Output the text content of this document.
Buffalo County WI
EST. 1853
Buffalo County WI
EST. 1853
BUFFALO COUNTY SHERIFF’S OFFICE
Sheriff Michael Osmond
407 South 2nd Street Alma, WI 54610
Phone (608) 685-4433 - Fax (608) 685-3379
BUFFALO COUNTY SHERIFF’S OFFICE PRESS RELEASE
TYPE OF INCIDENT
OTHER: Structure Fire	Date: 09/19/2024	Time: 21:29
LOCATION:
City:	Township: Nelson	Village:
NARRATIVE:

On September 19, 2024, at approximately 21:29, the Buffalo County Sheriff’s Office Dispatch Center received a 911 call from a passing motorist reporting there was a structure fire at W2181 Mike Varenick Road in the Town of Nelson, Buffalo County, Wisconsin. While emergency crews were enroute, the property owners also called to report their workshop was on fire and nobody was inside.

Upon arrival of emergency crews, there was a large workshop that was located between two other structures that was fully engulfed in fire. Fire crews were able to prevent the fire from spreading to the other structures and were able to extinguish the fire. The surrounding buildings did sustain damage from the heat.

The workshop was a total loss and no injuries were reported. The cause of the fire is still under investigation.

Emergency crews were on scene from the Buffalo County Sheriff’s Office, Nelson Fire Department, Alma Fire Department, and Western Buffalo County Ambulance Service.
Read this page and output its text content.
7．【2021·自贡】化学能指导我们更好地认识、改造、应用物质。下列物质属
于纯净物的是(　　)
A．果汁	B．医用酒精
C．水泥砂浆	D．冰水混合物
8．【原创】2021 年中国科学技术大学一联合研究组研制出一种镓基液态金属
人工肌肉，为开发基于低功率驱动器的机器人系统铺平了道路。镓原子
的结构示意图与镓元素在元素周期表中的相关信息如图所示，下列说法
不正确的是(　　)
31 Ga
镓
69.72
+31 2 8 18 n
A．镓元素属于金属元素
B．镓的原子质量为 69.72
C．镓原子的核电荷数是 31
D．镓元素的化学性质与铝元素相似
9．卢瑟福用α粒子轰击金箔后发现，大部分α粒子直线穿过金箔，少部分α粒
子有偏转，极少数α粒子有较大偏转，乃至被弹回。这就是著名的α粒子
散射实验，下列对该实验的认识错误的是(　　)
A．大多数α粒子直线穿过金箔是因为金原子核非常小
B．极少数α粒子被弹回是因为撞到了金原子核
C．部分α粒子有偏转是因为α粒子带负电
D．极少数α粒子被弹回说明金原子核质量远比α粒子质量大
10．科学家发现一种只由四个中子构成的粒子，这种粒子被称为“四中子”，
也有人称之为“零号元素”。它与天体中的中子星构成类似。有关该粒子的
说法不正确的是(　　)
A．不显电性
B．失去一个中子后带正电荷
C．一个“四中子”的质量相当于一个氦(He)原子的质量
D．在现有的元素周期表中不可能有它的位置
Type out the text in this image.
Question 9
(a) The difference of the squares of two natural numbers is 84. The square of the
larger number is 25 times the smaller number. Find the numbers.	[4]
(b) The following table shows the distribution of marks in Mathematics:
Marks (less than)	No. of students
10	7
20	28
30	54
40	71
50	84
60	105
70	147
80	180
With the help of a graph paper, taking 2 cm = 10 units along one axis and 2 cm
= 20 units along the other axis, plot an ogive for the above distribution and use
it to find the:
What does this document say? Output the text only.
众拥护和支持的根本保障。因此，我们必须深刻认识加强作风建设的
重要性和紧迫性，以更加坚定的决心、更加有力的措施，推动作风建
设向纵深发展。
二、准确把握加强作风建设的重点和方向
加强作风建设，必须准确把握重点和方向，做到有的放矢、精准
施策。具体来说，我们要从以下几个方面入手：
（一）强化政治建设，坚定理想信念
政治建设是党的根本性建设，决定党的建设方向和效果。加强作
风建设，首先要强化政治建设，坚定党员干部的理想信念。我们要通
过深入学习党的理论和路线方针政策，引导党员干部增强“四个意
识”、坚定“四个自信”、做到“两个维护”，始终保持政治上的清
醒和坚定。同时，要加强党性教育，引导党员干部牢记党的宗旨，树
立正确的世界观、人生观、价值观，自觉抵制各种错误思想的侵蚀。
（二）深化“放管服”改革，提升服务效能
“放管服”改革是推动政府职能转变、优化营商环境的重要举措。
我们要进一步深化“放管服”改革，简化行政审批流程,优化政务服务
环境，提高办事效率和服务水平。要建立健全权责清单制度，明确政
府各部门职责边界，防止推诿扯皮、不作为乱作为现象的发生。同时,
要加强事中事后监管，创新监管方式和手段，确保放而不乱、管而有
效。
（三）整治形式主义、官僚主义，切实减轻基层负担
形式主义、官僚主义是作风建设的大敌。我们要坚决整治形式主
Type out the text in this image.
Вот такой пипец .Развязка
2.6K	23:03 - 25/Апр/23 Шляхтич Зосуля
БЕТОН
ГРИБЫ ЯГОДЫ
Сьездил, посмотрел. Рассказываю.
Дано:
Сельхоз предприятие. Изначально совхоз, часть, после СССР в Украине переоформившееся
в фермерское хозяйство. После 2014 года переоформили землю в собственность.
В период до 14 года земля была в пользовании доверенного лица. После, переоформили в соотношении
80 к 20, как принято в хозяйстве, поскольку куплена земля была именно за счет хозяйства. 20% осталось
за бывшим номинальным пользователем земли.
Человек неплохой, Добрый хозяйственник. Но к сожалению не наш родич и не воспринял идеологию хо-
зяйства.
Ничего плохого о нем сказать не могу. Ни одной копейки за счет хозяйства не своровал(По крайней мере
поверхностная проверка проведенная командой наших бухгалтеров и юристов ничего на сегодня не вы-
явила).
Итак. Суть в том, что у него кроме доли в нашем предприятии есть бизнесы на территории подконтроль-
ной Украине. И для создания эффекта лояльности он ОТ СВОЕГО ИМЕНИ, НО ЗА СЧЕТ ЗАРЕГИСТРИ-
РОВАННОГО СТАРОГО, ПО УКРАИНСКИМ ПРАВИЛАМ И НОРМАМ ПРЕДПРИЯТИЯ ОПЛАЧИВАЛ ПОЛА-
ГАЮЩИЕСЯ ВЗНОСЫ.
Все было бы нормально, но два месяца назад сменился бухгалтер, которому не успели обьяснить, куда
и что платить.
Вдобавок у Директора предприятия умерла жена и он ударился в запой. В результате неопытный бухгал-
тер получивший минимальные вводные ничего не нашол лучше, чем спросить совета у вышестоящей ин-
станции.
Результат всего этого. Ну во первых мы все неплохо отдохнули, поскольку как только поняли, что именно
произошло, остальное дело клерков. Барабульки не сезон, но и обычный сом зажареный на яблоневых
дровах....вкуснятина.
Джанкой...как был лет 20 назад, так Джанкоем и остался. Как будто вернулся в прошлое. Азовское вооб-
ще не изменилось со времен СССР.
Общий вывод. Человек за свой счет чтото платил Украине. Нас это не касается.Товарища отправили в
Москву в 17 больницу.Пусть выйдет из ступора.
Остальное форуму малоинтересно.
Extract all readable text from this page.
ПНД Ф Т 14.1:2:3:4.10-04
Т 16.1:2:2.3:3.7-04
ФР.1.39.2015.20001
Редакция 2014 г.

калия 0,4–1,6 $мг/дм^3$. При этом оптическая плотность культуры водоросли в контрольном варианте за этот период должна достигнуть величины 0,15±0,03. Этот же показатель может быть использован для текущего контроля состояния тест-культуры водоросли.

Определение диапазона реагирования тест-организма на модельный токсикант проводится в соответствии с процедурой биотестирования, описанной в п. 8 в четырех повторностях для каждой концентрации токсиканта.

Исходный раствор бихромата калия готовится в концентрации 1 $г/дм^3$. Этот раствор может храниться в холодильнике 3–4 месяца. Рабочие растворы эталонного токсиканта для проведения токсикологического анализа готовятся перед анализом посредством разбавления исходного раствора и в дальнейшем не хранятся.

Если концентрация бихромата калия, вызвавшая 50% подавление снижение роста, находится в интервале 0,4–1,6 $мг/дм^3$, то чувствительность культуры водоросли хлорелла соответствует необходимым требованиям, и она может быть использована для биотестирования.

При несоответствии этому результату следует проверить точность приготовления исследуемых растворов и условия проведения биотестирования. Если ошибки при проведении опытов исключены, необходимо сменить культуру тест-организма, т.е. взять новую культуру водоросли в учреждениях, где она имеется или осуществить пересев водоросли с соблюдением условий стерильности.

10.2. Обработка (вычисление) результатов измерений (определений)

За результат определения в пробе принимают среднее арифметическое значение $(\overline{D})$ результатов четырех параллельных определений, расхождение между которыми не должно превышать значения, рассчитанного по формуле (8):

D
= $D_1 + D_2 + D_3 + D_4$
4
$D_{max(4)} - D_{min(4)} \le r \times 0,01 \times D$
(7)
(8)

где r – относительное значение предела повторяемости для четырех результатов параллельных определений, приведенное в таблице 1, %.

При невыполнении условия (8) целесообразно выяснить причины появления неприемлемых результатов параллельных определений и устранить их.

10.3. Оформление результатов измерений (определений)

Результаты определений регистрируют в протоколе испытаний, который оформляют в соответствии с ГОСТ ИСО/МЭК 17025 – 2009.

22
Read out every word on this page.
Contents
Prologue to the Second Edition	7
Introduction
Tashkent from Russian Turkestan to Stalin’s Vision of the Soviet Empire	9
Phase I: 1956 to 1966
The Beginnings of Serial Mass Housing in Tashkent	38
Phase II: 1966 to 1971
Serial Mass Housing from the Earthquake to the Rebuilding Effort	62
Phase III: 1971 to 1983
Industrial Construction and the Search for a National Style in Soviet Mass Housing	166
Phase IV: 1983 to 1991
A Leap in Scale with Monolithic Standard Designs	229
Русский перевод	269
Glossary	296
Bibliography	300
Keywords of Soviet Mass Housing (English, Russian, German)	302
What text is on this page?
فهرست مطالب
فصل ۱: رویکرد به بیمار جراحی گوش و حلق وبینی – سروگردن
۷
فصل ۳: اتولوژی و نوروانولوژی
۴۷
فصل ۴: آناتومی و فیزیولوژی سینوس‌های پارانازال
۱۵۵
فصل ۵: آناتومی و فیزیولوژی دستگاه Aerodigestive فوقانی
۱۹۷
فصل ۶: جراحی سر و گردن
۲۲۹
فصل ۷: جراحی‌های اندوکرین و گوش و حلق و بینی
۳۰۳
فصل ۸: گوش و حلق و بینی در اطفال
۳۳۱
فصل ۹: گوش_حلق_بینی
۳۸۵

:::::

| Work to complete |
Would you give again, word for word, every line from the one with "What text is on this page?" through the final line of the listing above?

| Solution |
What text is on this page?
فهرست مطالب
فصل ۱: رویکرد به بیمار جراحی گوش و حلق وبینی – سروگردن
۷
فصل ۳: اتولوژی و نوروانولوژی
۴۷
فصل ۴: آناتومی و فیزیولوژی سینوس‌های پارانازال
۱۵۵
فصل ۵: آناتومی و فیزیولوژی دستگاه Aerodigestive فوقانی
۱۹۷
فصل ۶: جراحی سر و گردن
۲۲۹
فصل ۷: جراحی‌های اندوکرین و گوش و حلق و بینی
۳۰۳
فصل ۸: گوش و حلق و بینی در اطفال
۳۳۱
فصل ۹: گوش_حلق_بینی
۳۸۵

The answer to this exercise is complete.